**Task directions**
Can the data below be echoed back word for word?

Some records:
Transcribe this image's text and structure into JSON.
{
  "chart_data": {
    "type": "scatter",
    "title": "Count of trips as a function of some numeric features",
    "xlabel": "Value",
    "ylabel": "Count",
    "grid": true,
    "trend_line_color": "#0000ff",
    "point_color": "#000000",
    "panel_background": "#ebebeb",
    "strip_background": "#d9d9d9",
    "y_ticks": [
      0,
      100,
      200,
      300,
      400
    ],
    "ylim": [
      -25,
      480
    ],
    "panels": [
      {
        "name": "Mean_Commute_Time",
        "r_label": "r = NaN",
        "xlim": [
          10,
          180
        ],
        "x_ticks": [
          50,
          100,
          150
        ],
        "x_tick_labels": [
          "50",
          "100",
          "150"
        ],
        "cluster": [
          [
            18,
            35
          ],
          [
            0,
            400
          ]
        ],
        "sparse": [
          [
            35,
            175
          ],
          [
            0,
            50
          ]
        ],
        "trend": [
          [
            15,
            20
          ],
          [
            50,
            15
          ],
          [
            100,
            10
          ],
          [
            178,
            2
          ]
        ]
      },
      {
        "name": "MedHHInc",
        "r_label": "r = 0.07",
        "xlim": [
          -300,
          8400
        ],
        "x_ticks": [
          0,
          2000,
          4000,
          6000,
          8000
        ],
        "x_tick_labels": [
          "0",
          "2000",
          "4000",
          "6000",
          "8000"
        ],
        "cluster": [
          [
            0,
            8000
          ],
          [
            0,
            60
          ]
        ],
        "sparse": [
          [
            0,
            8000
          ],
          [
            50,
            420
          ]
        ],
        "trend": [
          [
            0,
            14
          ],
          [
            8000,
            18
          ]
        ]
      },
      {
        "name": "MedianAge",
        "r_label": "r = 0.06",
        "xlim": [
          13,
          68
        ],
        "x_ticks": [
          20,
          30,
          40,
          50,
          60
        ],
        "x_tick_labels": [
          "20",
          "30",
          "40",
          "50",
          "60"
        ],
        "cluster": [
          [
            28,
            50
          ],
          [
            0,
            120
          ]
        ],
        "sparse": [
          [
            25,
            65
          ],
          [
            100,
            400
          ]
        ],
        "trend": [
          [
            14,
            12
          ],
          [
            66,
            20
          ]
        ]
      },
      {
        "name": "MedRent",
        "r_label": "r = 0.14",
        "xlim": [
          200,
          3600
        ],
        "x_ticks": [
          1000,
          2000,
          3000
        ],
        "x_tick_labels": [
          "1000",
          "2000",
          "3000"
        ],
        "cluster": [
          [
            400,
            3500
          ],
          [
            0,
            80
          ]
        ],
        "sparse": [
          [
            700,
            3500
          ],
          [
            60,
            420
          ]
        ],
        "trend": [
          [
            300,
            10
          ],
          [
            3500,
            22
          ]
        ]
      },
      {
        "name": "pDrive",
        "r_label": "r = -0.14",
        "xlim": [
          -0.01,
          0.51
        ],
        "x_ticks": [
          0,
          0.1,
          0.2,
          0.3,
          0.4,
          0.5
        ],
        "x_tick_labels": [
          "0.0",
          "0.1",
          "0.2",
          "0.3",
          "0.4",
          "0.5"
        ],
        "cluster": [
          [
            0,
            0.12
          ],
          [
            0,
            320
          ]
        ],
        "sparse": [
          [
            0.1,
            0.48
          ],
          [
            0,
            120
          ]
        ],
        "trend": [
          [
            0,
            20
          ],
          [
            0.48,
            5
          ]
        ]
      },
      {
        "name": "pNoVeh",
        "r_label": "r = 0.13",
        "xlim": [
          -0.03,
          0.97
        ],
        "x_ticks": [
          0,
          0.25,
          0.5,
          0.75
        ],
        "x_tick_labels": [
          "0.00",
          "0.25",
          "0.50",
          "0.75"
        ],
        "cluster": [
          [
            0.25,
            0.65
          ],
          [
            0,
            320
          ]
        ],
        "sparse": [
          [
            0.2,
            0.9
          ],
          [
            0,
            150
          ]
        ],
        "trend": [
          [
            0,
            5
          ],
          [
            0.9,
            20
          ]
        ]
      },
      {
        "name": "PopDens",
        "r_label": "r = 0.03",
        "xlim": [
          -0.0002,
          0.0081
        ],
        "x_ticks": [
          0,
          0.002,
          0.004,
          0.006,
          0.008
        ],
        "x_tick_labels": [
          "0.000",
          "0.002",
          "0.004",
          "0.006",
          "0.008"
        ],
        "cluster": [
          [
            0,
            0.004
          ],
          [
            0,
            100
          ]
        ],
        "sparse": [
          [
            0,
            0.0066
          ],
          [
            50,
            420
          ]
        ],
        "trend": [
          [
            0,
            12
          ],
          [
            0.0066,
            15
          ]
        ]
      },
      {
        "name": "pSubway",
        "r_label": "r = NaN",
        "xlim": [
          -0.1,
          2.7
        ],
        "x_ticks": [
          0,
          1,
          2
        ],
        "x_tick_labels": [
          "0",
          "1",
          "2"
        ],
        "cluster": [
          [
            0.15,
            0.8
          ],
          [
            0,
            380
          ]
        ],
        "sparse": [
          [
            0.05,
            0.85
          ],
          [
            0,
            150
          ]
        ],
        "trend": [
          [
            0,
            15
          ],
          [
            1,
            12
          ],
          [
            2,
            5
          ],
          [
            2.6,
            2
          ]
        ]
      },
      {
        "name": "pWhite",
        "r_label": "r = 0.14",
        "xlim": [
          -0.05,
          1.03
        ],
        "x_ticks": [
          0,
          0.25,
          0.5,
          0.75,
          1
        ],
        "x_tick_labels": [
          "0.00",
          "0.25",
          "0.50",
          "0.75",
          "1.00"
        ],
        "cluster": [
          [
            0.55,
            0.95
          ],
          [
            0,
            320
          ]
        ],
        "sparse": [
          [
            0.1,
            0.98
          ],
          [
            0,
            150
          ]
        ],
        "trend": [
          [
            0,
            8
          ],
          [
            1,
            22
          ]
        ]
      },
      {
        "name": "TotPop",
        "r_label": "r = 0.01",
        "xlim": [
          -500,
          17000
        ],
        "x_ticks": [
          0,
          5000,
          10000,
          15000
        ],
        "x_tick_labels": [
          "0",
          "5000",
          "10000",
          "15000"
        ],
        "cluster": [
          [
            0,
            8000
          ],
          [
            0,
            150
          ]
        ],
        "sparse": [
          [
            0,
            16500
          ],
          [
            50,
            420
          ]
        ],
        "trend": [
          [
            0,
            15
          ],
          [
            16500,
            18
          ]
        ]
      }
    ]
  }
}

**Exercise answer**
Transcribe this image's text and structure into JSON.
{
  "chart_data": {
    "type": "scatter",
    "title": "Count of trips as a function of some numeric features",
    "xlabel": "Value",
    "ylabel": "Count",
    "grid": true,
    "trend_line_color": "#0000ff",
    "point_color": "#000000",
    "panel_background": "#ebebeb",
    "strip_background": "#d9d9d9",
    "y_ticks": [
      0,
      100,
      200,
      300,
      400
    ],
    "ylim": [
      -25,
      480
    ],
    "panels": [
      {
        "name": "Mean_Commute_Time",
        "r_label": "r = NaN",
        "xlim": [
          10,
          180
        ],
        "x_ticks": [
          50,
          100,
          150
        ],
        "x_tick_labels": [
          "50",
          "100",
          "150"
        ],
        "cluster": [
          [
            18,
            35
          ],
          [
            0,
            400
          ]
        ],
        "sparse": [
          [
            35,
            175
          ],
          [
            0,
            50
          ]
        ],
        "trend": [
          [
            15,
            20
          ],
          [
            50,
            15
          ],
          [
            100,
            10
          ],
          [
            178,
            2
          ]
        ]
      },
      {
        "name": "MedHHInc",
        "r_label": "r = 0.07",
        "xlim": [
          -300,
          8400
        ],
        "x_ticks": [
          0,
          2000,
          4000,
          6000,
          8000
        ],
        "x_tick_labels": [
          "0",
          "2000",
          "4000",
          "6000",
          "8000"
        ],
        "cluster": [
          [
            0,
            8000
          ],
          [
            0,
            60
          ]
        ],
        "sparse": [
          [
            0,
            8000
          ],
          [
            50,
            420
          ]
        ],
        "trend": [
          [
            0,
            14
          ],
          [
            8000,
            18
          ]
        ]
      },
      {
        "name": "MedianAge",
        "r_label": "r = 0.06",
        "xlim": [
          13,
          68
        ],
        "x_ticks": [
          20,
          30,
          40,
          50,
          60
        ],
        "x_tick_labels": [
          "20",
          "30",
          "40",
          "50",
          "60"
        ],
        "cluster": [
          [
            28,
            50
          ],
          [
            0,
            120
          ]
        ],
        "sparse": [
          [
            25,
            65
          ],
          [
            100,
            400
          ]
        ],
        "trend": [
          [
            14,
            12
          ],
          [
            66,
            20
          ]
        ]
      },
      {
        "name": "MedRent",
        "r_label": "r = 0.14",
        "xlim": [
          200,
          3600
        ],
        "x_ticks": [
          1000,
          2000,
          3000
        ],
        "x_tick_labels": [
          "1000",
          "2000",
          "3000"
        ],
        "cluster": [
          [
            400,
            3500
          ],
          [
            0,
            80
          ]
        ],
        "sparse": [
          [
            700,
            3500
          ],
          [
            60,
            420
          ]
        ],
        "trend": [
          [
            300,
            10
          ],
          [
            3500,
            22
          ]
        ]
      },
      {
        "name": "pDrive",
        "r_label": "r = -0.14",
        "xlim": [
          -0.01,
          0.51
        ],
        "x_ticks": [
          0,
          0.1,
          0.2,
          0.3,
          0.4,
          0.5
        ],
        "x_tick_labels": [
          "0.0",
          "0.1",
          "0.2",
          "0.3",
          "0.4",
          "0.5"
        ],
        "cluster": [
          [
            0,
            0.12
          ],
          [
            0,
            320
          ]
        ],
        "sparse": [
          [
            0.1,
            0.48
          ],
          [
            0,
            120
          ]
        ],
        "trend": [
          [
            0,
            20
          ],
          [
            0.48,
            5
          ]
        ]
      },
      {
        "name": "pNoVeh",
        "r_label": "r = 0.13",
        "xlim": [
          -0.03,
          0.97
        ],
        "x_ticks": [
          0,
          0.25,
          0.5,
          0.75
        ],
        "x_tick_labels": [
          "0.00",
          "0.25",
          "0.50",
          "0.75"
        ],
        "cluster": [
          [
            0.25,
            0.65
          ],
          [
            0,
            320
          ]
        ],
        "sparse": [
          [
            0.2,
            0.9
          ],
          [
            0,
            150
          ]
        ],
        "trend": [
          [
            0,
            5
          ],
          [
            0.9,
            20
          ]
        ]
      },
      {
        "name": "PopDens",
        "r_label": "r = 0.03",
        "xlim": [
          -0.0002,
          0.0081
        ],
        "x_ticks": [
          0,
          0.002,
          0.004,
          0.006,
          0.008
        ],
        "x_tick_labels": [
          "0.000",
          "0.002",
          "0.004",
          "0.006",
          "0.008"
        ],
        "cluster": [
          [
            0,
            0.004
          ],
          [
            0,
            100
          ]
        ],
        "sparse": [
          [
            0,
            0.0066
          ],
          [
            50,
            420
          ]
        ],
        "trend": [
          [
            0,
            12
          ],
          [
            0.0066,
            15
          ]
        ]
      },
      {
        "name": "pSubway",
        "r_label": "r = NaN",
        "xlim": [
          -0.1,
          2.7
        ],
        "x_ticks": [
          0,
          1,
          2
        ],
        "x_tick_labels": [
          "0",
          "1",
          "2"
        ],
        "cluster": [
          [
            0.15,
            0.8
          ],
          [
            0,
            380
          ]
        ],
        "sparse": [
          [
            0.05,
            0.85
          ],
          [
            0,
            150
          ]
        ],
        "trend": [
          [
            0,
            15
          ],
          [
            1,
            12
          ],
          [
            2,
            5
          ],
          [
            2.6,
            2
          ]
        ]
      },
      {
        "name": "pWhite",
        "r_label": "r = 0.14",
        "xlim": [
          -0.05,
          1.03
        ],
        "x_ticks": [
          0,
          0.25,
          0.5,
          0.75,
          1
        ],
        "x_tick_labels": [
          "0.00",
          "0.25",
          "0.50",
          "0.75",
          "1.00"
        ],
        "cluster": [
          [
            0.55,
            0.95
          ],
          [
            0,
            320
          ]
        ],
        "sparse": [
          [
            0.1,
            0.98
          ],
          [
            0,
            150
          ]
        ],
        "trend": [
          [
            0,
            8
          ],
          [
            1,
            22
          ]
        ]
      },
      {
        "name": "TotPop",
        "r_label": "r = 0.01",
        "xlim": [
          -500,
          17000
        ],
        "x_ticks": [
          0,
          5000,
          10000,
          15000
        ],
        "x_tick_labels": [
          "0",
          "5000",
          "10000",
          "15000"
        ],
        "cluster": [
          [
            0,
            8000
          ],
          [
            0,
            150
          ]
        ],
        "sparse": [
          [
            0,
            16500
          ],
          [
            50,
            420
          ]
        ],
        "trend": [
          [
            0,
            15
          ],
          [
            16500,
            18
          ]
        ]
      }
    ]
  }
}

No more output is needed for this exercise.